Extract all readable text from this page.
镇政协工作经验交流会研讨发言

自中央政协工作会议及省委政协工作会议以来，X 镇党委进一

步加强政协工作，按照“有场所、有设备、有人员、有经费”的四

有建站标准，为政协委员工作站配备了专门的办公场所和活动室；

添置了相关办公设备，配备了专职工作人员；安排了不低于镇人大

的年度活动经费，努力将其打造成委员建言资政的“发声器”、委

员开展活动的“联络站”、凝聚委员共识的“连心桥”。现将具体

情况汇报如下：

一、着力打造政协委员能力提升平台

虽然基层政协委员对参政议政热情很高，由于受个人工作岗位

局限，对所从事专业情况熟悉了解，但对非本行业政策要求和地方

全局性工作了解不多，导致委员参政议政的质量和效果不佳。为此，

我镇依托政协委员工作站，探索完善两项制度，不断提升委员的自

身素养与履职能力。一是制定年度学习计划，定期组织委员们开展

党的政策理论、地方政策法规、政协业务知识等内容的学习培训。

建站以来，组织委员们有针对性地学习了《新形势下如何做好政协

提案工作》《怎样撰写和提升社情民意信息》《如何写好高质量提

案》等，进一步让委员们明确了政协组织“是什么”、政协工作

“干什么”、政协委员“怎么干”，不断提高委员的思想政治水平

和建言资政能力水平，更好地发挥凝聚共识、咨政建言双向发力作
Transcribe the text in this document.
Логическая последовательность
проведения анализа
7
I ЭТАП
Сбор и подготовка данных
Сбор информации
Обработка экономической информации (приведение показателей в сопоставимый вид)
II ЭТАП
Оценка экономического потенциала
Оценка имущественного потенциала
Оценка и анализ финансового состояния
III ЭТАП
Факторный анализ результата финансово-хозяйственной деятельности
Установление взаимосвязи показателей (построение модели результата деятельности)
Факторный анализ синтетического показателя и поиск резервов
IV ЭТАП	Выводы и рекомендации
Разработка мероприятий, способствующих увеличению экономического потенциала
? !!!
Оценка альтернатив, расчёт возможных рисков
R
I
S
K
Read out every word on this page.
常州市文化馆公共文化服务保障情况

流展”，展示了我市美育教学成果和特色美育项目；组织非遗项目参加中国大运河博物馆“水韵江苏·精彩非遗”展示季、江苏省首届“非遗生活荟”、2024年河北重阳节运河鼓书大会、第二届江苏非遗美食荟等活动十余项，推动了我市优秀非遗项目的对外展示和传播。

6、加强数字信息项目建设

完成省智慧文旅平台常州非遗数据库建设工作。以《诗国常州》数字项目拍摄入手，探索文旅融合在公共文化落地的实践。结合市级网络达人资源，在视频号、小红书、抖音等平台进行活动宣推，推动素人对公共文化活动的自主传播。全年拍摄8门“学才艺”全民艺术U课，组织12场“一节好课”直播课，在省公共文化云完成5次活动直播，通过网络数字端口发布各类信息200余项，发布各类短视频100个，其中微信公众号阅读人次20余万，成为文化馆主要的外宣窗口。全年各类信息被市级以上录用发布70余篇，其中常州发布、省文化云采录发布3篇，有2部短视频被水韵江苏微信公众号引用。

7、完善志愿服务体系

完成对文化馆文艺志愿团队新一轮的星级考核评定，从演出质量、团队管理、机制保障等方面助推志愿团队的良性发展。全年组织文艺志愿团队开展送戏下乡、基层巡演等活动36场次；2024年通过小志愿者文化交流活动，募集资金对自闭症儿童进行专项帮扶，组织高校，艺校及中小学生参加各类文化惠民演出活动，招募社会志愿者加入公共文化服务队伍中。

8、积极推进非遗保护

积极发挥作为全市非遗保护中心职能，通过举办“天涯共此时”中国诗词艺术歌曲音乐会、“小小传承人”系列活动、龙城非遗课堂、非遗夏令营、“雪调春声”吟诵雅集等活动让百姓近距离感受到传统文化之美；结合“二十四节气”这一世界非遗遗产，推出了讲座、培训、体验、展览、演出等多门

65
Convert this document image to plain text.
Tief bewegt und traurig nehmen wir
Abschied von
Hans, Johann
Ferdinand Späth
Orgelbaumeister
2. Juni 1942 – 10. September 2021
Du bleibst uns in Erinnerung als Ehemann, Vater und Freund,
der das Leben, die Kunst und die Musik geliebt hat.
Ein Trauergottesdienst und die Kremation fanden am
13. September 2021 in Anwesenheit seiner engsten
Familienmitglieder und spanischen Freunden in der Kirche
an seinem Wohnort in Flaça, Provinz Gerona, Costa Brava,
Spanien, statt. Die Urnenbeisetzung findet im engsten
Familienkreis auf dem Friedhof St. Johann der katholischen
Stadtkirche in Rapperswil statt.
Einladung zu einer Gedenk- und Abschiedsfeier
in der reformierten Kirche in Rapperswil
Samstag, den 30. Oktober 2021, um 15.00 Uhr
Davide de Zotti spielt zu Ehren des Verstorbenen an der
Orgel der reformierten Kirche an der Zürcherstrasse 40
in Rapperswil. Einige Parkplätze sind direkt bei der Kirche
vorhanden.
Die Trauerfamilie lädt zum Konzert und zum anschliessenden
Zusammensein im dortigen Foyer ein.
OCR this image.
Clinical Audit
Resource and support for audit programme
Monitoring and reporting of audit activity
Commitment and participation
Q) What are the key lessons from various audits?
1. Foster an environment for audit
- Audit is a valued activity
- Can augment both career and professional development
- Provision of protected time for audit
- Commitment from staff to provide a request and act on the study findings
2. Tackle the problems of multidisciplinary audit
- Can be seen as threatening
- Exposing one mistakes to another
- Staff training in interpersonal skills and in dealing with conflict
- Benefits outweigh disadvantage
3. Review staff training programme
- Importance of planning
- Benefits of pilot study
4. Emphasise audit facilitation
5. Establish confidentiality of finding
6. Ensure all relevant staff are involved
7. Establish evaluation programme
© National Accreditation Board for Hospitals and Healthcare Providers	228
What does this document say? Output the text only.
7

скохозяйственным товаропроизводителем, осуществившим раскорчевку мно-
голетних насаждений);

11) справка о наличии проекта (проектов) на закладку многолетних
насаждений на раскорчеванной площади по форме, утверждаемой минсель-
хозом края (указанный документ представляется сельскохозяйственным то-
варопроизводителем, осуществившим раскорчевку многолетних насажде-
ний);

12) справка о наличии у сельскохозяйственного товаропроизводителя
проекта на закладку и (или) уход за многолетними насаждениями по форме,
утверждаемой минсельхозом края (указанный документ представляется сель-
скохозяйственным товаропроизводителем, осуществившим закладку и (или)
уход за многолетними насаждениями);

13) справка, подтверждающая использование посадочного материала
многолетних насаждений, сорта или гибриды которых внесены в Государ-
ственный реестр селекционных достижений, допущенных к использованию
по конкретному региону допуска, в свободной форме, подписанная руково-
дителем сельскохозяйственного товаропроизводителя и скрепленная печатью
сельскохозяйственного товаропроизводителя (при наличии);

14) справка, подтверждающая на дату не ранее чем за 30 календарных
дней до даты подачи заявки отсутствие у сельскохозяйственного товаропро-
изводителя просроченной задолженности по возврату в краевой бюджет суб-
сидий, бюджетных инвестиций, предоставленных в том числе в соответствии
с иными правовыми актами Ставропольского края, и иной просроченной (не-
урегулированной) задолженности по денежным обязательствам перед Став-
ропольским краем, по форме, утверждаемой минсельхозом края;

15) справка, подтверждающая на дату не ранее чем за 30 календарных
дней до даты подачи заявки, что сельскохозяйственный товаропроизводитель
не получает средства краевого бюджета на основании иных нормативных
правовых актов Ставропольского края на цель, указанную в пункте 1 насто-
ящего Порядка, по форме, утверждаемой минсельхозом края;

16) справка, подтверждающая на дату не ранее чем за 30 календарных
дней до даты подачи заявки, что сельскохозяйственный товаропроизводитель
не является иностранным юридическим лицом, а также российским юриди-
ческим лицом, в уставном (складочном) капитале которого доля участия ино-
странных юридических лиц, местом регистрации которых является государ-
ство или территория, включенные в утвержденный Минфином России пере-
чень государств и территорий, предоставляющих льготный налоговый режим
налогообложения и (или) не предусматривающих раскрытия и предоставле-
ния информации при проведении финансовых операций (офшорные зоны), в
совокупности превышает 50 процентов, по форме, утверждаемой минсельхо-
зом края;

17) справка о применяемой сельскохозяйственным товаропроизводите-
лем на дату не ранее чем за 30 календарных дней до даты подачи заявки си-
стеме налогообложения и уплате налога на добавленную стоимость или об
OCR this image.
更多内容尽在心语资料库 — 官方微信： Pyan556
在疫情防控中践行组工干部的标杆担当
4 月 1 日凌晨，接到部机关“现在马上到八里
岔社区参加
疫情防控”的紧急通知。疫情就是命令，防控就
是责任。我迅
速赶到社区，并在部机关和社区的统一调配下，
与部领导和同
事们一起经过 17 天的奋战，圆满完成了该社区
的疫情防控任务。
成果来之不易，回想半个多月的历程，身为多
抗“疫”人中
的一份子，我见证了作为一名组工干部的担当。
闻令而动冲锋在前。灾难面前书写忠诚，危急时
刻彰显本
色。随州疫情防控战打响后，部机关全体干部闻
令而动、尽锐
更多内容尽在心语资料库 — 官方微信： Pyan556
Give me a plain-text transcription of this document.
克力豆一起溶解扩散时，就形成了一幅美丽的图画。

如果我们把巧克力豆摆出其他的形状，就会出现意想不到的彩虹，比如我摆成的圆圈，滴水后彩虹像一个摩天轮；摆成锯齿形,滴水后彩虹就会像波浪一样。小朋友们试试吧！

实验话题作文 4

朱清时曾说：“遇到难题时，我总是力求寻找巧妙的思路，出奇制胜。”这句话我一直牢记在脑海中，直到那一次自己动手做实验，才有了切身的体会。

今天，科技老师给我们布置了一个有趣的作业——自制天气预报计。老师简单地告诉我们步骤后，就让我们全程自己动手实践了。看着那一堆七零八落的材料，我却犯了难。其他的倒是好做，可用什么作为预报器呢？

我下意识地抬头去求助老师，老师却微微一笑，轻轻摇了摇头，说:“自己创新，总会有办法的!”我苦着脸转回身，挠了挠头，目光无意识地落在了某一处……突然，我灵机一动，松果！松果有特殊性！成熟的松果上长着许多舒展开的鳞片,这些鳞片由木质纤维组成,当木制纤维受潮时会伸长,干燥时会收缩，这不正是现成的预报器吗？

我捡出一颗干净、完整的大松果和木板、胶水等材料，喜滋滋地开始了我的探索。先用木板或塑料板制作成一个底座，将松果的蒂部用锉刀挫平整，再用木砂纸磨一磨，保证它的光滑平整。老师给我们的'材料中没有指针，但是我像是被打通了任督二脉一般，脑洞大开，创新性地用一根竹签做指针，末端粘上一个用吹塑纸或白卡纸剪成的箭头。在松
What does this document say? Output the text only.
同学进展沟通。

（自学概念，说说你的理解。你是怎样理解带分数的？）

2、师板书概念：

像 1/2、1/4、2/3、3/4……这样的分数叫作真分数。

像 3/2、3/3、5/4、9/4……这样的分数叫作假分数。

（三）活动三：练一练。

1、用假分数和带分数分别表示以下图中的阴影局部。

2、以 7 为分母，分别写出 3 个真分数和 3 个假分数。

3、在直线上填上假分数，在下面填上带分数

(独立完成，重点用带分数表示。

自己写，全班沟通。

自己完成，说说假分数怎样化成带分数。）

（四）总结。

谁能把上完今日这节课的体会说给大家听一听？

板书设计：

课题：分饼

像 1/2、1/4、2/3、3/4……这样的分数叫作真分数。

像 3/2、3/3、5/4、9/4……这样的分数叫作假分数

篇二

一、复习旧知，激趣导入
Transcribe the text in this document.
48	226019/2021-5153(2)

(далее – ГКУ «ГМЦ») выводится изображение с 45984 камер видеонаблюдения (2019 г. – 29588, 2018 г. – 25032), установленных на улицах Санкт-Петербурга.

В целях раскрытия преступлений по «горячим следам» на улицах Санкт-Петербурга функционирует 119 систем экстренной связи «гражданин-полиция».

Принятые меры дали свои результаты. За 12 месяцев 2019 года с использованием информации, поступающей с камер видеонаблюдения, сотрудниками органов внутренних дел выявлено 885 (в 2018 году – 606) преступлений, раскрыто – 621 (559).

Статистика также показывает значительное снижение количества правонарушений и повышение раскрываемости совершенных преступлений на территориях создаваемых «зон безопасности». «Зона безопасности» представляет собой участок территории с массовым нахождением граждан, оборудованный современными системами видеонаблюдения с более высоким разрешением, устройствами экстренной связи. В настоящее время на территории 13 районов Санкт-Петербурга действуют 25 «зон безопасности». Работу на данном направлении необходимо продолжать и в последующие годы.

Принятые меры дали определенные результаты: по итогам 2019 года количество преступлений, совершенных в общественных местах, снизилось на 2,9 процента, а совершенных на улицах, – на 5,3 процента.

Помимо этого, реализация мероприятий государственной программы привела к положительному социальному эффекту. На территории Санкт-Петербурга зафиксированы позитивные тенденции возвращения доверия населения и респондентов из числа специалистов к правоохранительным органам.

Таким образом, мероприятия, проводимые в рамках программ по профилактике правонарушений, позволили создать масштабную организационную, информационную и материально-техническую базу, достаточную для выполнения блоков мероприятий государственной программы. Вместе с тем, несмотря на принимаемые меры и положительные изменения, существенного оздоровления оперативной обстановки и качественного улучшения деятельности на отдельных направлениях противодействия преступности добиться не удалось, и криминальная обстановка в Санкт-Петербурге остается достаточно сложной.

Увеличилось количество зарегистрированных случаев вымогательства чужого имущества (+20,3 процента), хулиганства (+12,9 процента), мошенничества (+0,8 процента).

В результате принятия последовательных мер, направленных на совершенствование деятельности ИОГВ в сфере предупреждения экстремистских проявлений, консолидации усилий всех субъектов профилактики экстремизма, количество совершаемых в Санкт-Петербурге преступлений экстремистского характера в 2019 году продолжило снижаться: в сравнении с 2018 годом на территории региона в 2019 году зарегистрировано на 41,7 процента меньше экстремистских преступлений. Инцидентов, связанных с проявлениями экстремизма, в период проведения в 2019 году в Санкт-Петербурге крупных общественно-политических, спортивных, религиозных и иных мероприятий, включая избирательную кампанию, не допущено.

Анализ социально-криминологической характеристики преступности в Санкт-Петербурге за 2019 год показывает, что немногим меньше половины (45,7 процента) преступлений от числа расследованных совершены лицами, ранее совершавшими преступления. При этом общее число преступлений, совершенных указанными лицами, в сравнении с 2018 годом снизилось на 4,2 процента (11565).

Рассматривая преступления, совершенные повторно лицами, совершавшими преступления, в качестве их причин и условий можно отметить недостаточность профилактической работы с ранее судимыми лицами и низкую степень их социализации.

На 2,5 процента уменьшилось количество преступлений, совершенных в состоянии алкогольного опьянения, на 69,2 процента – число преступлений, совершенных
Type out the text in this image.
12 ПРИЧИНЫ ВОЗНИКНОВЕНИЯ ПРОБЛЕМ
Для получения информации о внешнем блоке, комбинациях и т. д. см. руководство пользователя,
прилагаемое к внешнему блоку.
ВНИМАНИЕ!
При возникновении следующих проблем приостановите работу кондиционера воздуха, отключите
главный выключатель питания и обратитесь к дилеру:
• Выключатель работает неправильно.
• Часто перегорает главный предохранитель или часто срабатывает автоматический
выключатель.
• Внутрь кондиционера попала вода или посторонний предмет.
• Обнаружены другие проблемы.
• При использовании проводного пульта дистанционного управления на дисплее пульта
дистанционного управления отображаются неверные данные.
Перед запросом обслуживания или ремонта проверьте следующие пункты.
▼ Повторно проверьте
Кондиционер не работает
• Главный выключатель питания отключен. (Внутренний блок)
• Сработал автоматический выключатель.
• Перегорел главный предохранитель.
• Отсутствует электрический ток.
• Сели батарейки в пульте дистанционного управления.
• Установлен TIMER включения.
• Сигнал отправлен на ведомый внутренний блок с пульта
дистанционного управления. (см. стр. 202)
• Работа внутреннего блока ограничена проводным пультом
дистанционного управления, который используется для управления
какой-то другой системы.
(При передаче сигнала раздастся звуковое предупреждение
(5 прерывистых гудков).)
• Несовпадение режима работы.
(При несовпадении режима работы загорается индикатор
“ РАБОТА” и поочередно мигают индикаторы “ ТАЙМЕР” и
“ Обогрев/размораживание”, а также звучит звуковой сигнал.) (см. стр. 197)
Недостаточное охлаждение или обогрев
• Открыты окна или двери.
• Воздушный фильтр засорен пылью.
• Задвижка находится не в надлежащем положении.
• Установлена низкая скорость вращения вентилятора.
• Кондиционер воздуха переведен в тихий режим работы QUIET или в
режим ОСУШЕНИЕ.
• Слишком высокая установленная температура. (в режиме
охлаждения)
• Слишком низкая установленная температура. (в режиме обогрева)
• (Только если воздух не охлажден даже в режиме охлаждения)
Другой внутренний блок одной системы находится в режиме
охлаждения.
□ □ □ □
What is needed = Look through the data and show every line containing "минсельхозом".

The response =
утверждаемой минсельхозом края (указанный документ представляется сель-
ропольским краем, по форме, утверждаемой минсельхозом края;
ящего Порядка, по форме, утверждаемой минсельхозом края;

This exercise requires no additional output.